### STATED PROBLEM
Copy every line that mentions the word "probability".

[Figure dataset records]

** START **

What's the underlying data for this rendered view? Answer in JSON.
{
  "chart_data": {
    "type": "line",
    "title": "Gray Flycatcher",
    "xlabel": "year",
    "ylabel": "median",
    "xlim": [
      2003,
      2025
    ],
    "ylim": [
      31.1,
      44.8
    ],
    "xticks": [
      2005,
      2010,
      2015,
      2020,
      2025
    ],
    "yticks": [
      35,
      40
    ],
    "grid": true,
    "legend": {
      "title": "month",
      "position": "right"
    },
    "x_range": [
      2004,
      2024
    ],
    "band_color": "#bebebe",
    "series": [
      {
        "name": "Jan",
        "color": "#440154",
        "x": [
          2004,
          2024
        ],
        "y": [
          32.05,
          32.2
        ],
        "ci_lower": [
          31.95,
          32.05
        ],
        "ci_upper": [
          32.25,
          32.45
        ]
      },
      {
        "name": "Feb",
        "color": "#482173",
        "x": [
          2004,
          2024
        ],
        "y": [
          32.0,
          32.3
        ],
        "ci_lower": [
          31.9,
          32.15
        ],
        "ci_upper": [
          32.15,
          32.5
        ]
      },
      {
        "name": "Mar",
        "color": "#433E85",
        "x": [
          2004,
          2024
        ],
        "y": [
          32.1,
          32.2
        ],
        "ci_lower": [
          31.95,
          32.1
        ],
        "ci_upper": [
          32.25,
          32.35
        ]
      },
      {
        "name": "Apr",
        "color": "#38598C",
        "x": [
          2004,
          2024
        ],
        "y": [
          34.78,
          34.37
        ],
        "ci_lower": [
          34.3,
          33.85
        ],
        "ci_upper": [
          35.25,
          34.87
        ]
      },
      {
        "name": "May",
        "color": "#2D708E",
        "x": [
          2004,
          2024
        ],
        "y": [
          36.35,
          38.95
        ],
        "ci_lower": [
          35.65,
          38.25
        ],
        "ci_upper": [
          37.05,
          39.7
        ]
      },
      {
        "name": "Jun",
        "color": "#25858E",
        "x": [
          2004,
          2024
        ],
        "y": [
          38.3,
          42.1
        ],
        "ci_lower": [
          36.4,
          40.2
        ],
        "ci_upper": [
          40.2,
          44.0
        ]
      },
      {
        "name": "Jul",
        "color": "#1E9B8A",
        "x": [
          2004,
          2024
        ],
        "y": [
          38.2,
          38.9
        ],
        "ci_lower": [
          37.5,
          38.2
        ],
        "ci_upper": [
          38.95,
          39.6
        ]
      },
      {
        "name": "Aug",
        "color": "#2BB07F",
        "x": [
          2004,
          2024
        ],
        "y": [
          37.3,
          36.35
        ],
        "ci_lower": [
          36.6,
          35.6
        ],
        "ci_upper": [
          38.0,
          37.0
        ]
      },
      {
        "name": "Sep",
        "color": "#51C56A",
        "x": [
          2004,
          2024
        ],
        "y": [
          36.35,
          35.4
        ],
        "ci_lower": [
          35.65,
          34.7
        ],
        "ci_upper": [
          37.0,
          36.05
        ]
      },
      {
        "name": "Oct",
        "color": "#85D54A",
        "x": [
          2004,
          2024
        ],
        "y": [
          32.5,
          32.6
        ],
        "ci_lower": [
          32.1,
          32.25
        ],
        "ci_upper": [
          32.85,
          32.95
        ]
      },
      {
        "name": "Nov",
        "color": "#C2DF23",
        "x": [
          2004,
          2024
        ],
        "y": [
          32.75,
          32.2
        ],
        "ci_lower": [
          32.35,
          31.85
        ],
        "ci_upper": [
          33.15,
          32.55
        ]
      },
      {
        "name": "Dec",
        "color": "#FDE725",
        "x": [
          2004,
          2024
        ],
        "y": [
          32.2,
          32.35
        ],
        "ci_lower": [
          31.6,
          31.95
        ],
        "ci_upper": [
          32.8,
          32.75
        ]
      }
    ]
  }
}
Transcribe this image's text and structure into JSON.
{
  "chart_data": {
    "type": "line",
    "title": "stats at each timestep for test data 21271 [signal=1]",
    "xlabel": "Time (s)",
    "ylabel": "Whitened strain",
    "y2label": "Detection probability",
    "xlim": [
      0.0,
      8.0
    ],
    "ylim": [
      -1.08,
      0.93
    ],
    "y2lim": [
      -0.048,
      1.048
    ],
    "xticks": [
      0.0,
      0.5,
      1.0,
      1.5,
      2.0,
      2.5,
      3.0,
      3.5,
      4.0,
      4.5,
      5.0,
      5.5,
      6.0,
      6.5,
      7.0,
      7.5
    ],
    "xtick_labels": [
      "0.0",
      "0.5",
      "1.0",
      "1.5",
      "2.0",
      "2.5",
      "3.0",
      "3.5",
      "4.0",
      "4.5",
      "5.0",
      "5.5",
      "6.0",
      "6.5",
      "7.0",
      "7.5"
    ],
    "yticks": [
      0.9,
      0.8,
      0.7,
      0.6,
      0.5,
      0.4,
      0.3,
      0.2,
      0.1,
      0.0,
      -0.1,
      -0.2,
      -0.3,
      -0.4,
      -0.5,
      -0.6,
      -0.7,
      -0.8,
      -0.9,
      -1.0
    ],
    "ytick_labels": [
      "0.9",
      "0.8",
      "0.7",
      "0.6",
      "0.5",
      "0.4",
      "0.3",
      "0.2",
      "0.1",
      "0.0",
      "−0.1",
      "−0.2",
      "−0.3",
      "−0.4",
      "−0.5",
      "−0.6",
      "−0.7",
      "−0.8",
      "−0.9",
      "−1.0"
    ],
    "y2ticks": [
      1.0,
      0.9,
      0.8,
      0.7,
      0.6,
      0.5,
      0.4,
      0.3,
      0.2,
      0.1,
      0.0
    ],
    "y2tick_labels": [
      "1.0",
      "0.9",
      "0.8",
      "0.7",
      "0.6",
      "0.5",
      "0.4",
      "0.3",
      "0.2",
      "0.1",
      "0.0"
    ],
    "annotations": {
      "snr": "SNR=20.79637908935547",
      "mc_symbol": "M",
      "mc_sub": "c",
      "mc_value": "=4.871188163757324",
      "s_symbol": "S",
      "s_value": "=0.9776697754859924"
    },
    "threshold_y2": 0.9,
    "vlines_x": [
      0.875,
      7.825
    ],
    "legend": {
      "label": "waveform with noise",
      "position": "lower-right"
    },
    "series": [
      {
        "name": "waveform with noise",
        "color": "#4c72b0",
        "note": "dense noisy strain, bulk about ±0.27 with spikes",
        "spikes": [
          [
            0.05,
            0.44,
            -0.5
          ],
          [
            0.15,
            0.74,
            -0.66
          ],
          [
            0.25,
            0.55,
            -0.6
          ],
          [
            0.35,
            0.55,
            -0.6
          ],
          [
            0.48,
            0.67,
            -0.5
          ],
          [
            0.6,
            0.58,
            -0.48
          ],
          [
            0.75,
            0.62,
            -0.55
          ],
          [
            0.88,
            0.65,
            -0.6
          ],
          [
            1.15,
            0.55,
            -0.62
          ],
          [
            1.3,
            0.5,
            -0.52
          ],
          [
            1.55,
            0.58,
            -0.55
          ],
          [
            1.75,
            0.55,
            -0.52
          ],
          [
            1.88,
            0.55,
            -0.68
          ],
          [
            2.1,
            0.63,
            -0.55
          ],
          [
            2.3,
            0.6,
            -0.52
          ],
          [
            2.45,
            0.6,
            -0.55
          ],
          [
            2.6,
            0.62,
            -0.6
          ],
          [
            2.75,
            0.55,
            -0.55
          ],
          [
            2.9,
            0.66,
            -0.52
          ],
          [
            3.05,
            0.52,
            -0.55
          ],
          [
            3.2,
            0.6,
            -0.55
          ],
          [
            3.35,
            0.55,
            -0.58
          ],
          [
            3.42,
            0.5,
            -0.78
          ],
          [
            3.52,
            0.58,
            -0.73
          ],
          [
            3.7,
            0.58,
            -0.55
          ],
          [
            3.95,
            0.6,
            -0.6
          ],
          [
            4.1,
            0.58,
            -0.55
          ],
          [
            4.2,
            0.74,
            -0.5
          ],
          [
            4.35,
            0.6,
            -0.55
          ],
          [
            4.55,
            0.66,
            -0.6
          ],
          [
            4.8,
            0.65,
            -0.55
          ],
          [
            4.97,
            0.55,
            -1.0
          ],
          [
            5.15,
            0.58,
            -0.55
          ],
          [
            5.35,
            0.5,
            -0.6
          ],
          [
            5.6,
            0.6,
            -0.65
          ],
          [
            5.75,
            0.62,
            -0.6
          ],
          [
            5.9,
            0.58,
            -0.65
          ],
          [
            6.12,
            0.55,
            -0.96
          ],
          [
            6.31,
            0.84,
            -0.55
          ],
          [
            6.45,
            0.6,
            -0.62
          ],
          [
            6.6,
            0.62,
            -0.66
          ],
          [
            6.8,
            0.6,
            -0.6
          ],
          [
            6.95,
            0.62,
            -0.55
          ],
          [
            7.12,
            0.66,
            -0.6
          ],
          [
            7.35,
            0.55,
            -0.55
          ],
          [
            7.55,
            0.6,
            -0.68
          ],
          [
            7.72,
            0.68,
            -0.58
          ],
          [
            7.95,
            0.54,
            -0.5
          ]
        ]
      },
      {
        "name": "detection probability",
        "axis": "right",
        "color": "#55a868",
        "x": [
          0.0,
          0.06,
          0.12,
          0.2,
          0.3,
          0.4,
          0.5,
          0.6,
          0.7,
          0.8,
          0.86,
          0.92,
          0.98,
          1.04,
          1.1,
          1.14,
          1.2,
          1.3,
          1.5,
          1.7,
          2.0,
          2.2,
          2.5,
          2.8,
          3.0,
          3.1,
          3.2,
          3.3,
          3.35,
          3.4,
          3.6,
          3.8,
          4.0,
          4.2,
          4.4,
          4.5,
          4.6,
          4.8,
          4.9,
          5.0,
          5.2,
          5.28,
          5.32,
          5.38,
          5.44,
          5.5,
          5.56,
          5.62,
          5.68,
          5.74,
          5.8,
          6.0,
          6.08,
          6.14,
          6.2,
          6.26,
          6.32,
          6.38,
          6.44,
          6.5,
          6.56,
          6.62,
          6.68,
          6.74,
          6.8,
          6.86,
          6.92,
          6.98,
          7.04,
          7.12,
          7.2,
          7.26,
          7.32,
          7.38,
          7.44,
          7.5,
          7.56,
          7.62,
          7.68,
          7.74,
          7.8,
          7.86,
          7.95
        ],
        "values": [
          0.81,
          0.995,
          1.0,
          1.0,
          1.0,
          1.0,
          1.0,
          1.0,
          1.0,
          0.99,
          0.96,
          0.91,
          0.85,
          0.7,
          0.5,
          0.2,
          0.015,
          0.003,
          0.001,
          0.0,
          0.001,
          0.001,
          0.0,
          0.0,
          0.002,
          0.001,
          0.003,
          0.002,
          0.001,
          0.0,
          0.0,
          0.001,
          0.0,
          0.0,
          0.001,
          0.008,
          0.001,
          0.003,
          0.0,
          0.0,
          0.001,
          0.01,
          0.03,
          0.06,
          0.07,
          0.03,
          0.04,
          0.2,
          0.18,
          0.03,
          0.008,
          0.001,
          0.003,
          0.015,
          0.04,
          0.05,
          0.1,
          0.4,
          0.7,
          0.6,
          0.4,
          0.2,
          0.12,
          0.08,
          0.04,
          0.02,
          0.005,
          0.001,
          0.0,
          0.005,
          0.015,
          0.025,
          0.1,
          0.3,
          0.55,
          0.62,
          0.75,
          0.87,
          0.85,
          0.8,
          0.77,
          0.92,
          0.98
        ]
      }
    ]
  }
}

** END **

### OUTPUT OF THE EXERCISE
    "y2label": "Detection probability",
        "name": "detection probability",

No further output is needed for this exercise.